BRIEF: The records below are to be repeated in full, exactly as they are.
### PROVIDED RECORDS
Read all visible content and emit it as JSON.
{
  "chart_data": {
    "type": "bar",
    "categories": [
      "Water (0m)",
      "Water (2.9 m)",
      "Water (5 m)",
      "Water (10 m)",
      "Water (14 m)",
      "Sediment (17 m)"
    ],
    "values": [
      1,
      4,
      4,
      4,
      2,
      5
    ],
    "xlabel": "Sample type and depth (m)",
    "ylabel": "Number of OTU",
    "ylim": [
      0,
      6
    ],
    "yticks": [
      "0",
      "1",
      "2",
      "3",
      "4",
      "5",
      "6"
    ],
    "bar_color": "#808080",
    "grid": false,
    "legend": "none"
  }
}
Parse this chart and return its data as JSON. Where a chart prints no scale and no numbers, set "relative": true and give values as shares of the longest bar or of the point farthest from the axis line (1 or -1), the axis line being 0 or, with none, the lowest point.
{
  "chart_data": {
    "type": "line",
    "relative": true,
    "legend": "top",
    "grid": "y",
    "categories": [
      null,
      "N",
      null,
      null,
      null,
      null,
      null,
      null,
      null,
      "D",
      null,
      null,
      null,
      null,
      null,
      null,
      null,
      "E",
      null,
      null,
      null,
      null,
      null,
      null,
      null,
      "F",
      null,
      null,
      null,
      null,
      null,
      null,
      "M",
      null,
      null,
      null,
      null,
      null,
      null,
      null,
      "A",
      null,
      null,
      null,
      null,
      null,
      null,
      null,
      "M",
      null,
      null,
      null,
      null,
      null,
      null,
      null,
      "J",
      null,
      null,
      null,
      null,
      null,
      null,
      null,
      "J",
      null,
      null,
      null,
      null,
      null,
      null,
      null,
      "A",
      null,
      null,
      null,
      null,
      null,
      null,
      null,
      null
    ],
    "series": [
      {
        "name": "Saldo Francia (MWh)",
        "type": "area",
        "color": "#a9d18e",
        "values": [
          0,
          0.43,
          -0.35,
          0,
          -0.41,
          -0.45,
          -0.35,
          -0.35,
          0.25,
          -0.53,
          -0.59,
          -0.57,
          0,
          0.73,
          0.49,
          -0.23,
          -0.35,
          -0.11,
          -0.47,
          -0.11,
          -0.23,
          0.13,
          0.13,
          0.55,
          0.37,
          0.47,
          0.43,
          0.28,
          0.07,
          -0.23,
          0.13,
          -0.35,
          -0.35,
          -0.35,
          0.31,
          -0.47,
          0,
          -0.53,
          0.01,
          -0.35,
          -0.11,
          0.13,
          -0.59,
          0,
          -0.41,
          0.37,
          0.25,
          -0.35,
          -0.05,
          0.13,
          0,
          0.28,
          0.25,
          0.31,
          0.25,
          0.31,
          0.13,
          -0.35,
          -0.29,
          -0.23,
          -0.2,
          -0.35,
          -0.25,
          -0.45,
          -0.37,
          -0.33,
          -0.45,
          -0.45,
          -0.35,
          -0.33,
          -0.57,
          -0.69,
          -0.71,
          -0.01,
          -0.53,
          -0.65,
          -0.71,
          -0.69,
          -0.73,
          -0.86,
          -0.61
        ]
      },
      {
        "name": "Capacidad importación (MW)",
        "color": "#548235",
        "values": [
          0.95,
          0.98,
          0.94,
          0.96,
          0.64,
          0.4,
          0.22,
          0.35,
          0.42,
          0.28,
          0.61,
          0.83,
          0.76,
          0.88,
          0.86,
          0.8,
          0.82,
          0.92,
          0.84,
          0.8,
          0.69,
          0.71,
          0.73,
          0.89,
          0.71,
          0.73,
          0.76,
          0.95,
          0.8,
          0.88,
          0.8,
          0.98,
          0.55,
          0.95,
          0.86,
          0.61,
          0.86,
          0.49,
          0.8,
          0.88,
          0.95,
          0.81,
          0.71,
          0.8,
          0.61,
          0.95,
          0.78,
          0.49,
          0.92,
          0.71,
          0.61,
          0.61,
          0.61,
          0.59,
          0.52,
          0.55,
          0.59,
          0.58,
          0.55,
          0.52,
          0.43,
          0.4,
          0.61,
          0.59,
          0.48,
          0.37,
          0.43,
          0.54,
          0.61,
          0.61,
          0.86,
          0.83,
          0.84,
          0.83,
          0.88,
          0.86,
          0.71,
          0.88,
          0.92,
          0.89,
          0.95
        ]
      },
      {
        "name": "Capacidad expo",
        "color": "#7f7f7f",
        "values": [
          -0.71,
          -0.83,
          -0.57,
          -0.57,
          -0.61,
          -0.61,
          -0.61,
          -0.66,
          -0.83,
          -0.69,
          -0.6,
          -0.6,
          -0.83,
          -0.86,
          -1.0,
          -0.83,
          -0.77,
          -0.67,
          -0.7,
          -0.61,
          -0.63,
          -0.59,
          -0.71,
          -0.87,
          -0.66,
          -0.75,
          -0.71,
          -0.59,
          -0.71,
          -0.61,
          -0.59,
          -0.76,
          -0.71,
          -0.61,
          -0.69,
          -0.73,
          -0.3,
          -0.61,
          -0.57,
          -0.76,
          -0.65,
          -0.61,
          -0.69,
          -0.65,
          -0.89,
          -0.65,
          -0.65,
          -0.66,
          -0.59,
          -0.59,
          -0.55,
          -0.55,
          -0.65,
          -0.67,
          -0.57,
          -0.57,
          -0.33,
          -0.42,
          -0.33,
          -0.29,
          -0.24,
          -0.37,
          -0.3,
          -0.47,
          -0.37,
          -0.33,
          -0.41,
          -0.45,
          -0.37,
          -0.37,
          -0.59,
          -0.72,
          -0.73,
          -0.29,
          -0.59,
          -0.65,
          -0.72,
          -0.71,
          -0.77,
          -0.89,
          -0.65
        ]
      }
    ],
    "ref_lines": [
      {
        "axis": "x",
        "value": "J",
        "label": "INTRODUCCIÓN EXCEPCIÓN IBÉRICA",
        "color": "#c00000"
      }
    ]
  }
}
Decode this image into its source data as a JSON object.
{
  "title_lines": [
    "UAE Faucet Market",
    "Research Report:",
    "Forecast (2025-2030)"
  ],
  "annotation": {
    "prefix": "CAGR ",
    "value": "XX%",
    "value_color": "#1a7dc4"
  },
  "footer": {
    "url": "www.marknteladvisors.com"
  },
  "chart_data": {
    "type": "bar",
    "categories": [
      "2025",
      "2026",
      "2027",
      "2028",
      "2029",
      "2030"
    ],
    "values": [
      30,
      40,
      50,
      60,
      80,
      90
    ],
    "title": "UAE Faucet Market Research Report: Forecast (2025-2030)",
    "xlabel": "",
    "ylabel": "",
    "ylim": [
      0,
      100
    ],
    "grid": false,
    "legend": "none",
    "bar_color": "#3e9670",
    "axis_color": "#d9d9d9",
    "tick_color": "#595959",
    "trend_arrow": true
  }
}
######
FINAL RESULT:
Read all visible content and emit it as JSON.
{
  "chart_data": {
    "type": "bar",
    "categories": [
      "Water (0m)",
      "Water (2.9 m)",
      "Water (5 m)",
      "Water (10 m)",
      "Water (14 m)",
      "Sediment (17 m)"
    ],
    "values": [
      1,
      4,
      4,
      4,
      2,
      5
    ],
    "xlabel": "Sample type and depth (m)",
    "ylabel": "Number of OTU",
    "ylim": [
      0,
      6
    ],
    "yticks": [
      "0",
      "1",
      "2",
      "3",
      "4",
      "5",
      "6"
    ],
    "bar_color": "#808080",
    "grid": false,
    "legend": "none"
  }
}
Parse this chart and return its data as JSON. Where a chart prints no scale and no numbers, set "relative": true and give values as shares of the longest bar or of the point farthest from the axis line (1 or -1), the axis line being 0 or, with none, the lowest point.
{
  "chart_data": {
    "type": "line",
    "relative": true,
    "legend": "top",
    "grid": "y",
    "categories": [
      null,
      "N",
      null,
      null,
      null,
      null,
      null,
      null,
      null,
      "D",
      null,
      null,
      null,
      null,
      null,
      null,
      null,
      "E",
      null,
      null,
      null,
      null,
      null,
      null,
      null,
      "F",
      null,
      null,
      null,
      null,
      null,
      null,
      "M",
      null,
      null,
      null,
      null,
      null,
      null,
      null,
      "A",
      null,
      null,
      null,
      null,
      null,
      null,
      null,
      "M",
      null,
      null,
      null,
      null,
      null,
      null,
      null,
      "J",
      null,
      null,
      null,
      null,
      null,
      null,
      null,
      "J",
      null,
      null,
      null,
      null,
      null,
      null,
      null,
      "A",
      null,
      null,
      null,
      null,
      null,
      null,
      null,
      null
    ],
    "series": [
      {
        "name": "Saldo Francia (MWh)",
        "type": "area",
        "color": "#a9d18e",
        "values": [
          0,
          0.43,
          -0.35,
          0,
          -0.41,
          -0.45,
          -0.35,
          -0.35,
          0.25,
          -0.53,
          -0.59,
          -0.57,
          0,
          0.73,
          0.49,
          -0.23,
          -0.35,
          -0.11,
          -0.47,
          -0.11,
          -0.23,
          0.13,
          0.13,
          0.55,
          0.37,
          0.47,
          0.43,
          0.28,
          0.07,
          -0.23,
          0.13,
          -0.35,
          -0.35,
          -0.35,
          0.31,
          -0.47,
          0,
          -0.53,
          0.01,
          -0.35,
          -0.11,
          0.13,
          -0.59,
          0,
          -0.41,
          0.37,
          0.25,
          -0.35,
          -0.05,
          0.13,
          0,
          0.28,
          0.25,
          0.31,
          0.25,
          0.31,
          0.13,
          -0.35,
          -0.29,
          -0.23,
          -0.2,
          -0.35,
          -0.25,
          -0.45,
          -0.37,
          -0.33,
          -0.45,
          -0.45,
          -0.35,
          -0.33,
          -0.57,
          -0.69,
          -0.71,
          -0.01,
          -0.53,
          -0.65,
          -0.71,
          -0.69,
          -0.73,
          -0.86,
          -0.61
        ]
      },
      {
        "name": "Capacidad importación (MW)",
        "color": "#548235",
        "values": [
          0.95,
          0.98,
          0.94,
          0.96,
          0.64,
          0.4,
          0.22,
          0.35,
          0.42,
          0.28,
          0.61,
          0.83,
          0.76,
          0.88,
          0.86,
          0.8,
          0.82,
          0.92,
          0.84,
          0.8,
          0.69,
          0.71,
          0.73,
          0.89,
          0.71,
          0.73,
          0.76,
          0.95,
          0.8,
          0.88,
          0.8,
          0.98,
          0.55,
          0.95,
          0.86,
          0.61,
          0.86,
          0.49,
          0.8,
          0.88,
          0.95,
          0.81,
          0.71,
          0.8,
          0.61,
          0.95,
          0.78,
          0.49,
          0.92,
          0.71,
          0.61,
          0.61,
          0.61,
          0.59,
          0.52,
          0.55,
          0.59,
          0.58,
          0.55,
          0.52,
          0.43,
          0.4,
          0.61,
          0.59,
          0.48,
          0.37,
          0.43,
          0.54,
          0.61,
          0.61,
          0.86,
          0.83,
          0.84,
          0.83,
          0.88,
          0.86,
          0.71,
          0.88,
          0.92,
          0.89,
          0.95
        ]
      },
      {
        "name": "Capacidad expo",
        "color": "#7f7f7f",
        "values": [
          -0.71,
          -0.83,
          -0.57,
          -0.57,
          -0.61,
          -0.61,
          -0.61,
          -0.66,
          -0.83,
          -0.69,
          -0.6,
          -0.6,
          -0.83,
          -0.86,
          -1.0,
          -0.83,
          -0.77,
          -0.67,
          -0.7,
          -0.61,
          -0.63,
          -0.59,
          -0.71,
          -0.87,
          -0.66,
          -0.75,
          -0.71,
          -0.59,
          -0.71,
          -0.61,
          -0.59,
          -0.76,
          -0.71,
          -0.61,
          -0.69,
          -0.73,
          -0.3,
          -0.61,
          -0.57,
          -0.76,
          -0.65,
          -0.61,
          -0.69,
          -0.65,
          -0.89,
          -0.65,
          -0.65,
          -0.66,
          -0.59,
          -0.59,
          -0.55,
          -0.55,
          -0.65,
          -0.67,
          -0.57,
          -0.57,
          -0.33,
          -0.42,
          -0.33,
          -0.29,
          -0.24,
          -0.37,
          -0.3,
          -0.47,
          -0.37,
          -0.33,
          -0.41,
          -0.45,
          -0.37,
          -0.37,
          -0.59,
          -0.72,
          -0.73,
          -0.29,
          -0.59,
          -0.65,
          -0.72,
          -0.71,
          -0.77,
          -0.89,
          -0.65
        ]
      }
    ],
    "ref_lines": [
      {
        "axis": "x",
        "value": "J",
        "label": "INTRODUCCIÓN EXCEPCIÓN IBÉRICA",
        "color": "#c00000"
      }
    ]
  }
}
Decode this image into its source data as a JSON object.
{
  "title_lines": [
    "UAE Faucet Market",
    "Research Report:",
    "Forecast (2025-2030)"
  ],
  "annotation": {
    "prefix": "CAGR ",
    "value": "XX%",
    "value_color": "#1a7dc4"
  },
  "footer": {
    "url": "www.marknteladvisors.com"
  },
  "chart_data": {
    "type": "bar",
    "categories": [
      "2025",
      "2026",
      "2027",
      "2028",
      "2029",
      "2030"
    ],
    "values": [
      30,
      40,
      50,
      60,
      80,
      90
    ],
    "title": "UAE Faucet Market Research Report: Forecast (2025-2030)",
    "xlabel": "",
    "ylabel": "",
    "ylim": [
      0,
      100
    ],
    "grid": false,
    "legend": "none",
    "bar_color": "#3e9670",
    "axis_color": "#d9d9d9",
    "tick_color": "#595959",
    "trend_arrow": true
  }
}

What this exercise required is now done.